Return the records in full, exactly as given.

[Collected data entries]
━━━━━━━━━━━━━━━━━━━━━━━━━━━━━━
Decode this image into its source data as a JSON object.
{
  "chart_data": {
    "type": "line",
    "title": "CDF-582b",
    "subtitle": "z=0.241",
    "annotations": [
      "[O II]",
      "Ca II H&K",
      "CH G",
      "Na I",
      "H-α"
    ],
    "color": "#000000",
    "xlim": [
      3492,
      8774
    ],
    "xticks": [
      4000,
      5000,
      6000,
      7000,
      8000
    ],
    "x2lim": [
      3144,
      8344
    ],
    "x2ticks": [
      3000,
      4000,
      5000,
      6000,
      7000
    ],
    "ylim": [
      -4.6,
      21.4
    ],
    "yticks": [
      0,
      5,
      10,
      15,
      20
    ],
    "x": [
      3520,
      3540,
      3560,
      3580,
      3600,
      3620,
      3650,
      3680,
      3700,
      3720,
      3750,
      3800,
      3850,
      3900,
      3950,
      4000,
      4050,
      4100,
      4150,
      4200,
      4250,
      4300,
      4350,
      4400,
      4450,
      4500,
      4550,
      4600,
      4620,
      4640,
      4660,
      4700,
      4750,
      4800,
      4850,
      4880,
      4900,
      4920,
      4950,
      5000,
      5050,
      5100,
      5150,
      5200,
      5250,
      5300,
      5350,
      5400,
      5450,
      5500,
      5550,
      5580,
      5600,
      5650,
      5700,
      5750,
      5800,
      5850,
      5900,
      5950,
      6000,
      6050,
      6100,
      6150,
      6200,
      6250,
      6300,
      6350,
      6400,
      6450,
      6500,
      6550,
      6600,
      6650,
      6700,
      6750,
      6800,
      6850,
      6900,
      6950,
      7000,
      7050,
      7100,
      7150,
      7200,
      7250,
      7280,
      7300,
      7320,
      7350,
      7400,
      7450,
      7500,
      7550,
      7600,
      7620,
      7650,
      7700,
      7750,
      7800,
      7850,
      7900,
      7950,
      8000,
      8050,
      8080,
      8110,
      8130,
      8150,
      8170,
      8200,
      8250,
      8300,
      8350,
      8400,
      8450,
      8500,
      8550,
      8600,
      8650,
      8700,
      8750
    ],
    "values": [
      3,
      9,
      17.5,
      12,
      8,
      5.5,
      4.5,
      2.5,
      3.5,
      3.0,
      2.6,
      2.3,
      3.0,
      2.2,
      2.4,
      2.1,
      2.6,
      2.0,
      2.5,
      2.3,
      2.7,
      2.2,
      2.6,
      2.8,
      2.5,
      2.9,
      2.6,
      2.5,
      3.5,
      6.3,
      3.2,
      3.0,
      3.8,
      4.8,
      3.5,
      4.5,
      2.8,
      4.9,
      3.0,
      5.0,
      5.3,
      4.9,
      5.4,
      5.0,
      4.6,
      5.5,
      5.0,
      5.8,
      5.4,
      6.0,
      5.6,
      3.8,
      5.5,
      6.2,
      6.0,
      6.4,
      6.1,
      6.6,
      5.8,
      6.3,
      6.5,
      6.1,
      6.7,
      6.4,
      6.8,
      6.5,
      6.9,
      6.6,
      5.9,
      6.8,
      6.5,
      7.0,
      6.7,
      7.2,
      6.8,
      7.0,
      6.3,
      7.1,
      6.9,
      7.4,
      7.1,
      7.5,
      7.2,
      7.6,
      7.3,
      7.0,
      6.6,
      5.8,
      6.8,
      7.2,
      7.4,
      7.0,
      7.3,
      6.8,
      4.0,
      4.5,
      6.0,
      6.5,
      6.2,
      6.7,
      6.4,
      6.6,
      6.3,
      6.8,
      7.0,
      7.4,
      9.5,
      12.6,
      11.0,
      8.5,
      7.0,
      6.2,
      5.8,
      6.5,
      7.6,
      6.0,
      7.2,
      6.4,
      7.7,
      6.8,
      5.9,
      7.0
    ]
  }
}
━━━━━━━━━━━━━━━━━━━━━━━━━━━━━━
Completed task
Decode this image into its source data as a JSON object.
{
  "chart_data": {
    "type": "line",
    "title": "CDF-582b",
    "subtitle": "z=0.241",
    "annotations": [
      "[O II]",
      "Ca II H&K",
      "CH G",
      "Na I",
      "H-α"
    ],
    "color": "#000000",
    "xlim": [
      3492,
      8774
    ],
    "xticks": [
      4000,
      5000,
      6000,
      7000,
      8000
    ],
    "x2lim": [
      3144,
      8344
    ],
    "x2ticks": [
      3000,
      4000,
      5000,
      6000,
      7000
    ],
    "ylim": [
      -4.6,
      21.4
    ],
    "yticks": [
      0,
      5,
      10,
      15,
      20
    ],
    "x": [
      3520,
      3540,
      3560,
      3580,
      3600,
      3620,
      3650,
      3680,
      3700,
      3720,
      3750,
      3800,
      3850,
      3900,
      3950,
      4000,
      4050,
      4100,
      4150,
      4200,
      4250,
      4300,
      4350,
      4400,
      4450,
      4500,
      4550,
      4600,
      4620,
      4640,
      4660,
      4700,
      4750,
      4800,
      4850,
      4880,
      4900,
      4920,
      4950,
      5000,
      5050,
      5100,
      5150,
      5200,
      5250,
      5300,
      5350,
      5400,
      5450,
      5500,
      5550,
      5580,
      5600,
      5650,
      5700,
      5750,
      5800,
      5850,
      5900,
      5950,
      6000,
      6050,
      6100,
      6150,
      6200,
      6250,
      6300,
      6350,
      6400,
      6450,
      6500,
      6550,
      6600,
      6650,
      6700,
      6750,
      6800,
      6850,
      6900,
      6950,
      7000,
      7050,
      7100,
      7150,
      7200,
      7250,
      7280,
      7300,
      7320,
      7350,
      7400,
      7450,
      7500,
      7550,
      7600,
      7620,
      7650,
      7700,
      7750,
      7800,
      7850,
      7900,
      7950,
      8000,
      8050,
      8080,
      8110,
      8130,
      8150,
      8170,
      8200,
      8250,
      8300,
      8350,
      8400,
      8450,
      8500,
      8550,
      8600,
      8650,
      8700,
      8750
    ],
    "values": [
      3,
      9,
      17.5,
      12,
      8,
      5.5,
      4.5,
      2.5,
      3.5,
      3.0,
      2.6,
      2.3,
      3.0,
      2.2,
      2.4,
      2.1,
      2.6,
      2.0,
      2.5,
      2.3,
      2.7,
      2.2,
      2.6,
      2.8,
      2.5,
      2.9,
      2.6,
      2.5,
      3.5,
      6.3,
      3.2,
      3.0,
      3.8,
      4.8,
      3.5,
      4.5,
      2.8,
      4.9,
      3.0,
      5.0,
      5.3,
      4.9,
      5.4,
      5.0,
      4.6,
      5.5,
      5.0,
      5.8,
      5.4,
      6.0,
      5.6,
      3.8,
      5.5,
      6.2,
      6.0,
      6.4,
      6.1,
      6.6,
      5.8,
      6.3,
      6.5,
      6.1,
      6.7,
      6.4,
      6.8,
      6.5,
      6.9,
      6.6,
      5.9,
      6.8,
      6.5,
      7.0,
      6.7,
      7.2,
      6.8,
      7.0,
      6.3,
      7.1,
      6.9,
      7.4,
      7.1,
      7.5,
      7.2,
      7.6,
      7.3,
      7.0,
      6.6,
      5.8,
      6.8,
      7.2,
      7.4,
      7.0,
      7.3,
      6.8,
      4.0,
      4.5,
      6.0,
      6.5,
      6.2,
      6.7,
      6.4,
      6.6,
      6.3,
      6.8,
      7.0,
      7.4,
      9.5,
      12.6,
      11.0,
      8.5,
      7.0,
      6.2,
      5.8,
      6.5,
      7.6,
      6.0,
      7.2,
      6.4,
      7.7,
      6.8,
      5.9,
      7.0
    ]
  }
}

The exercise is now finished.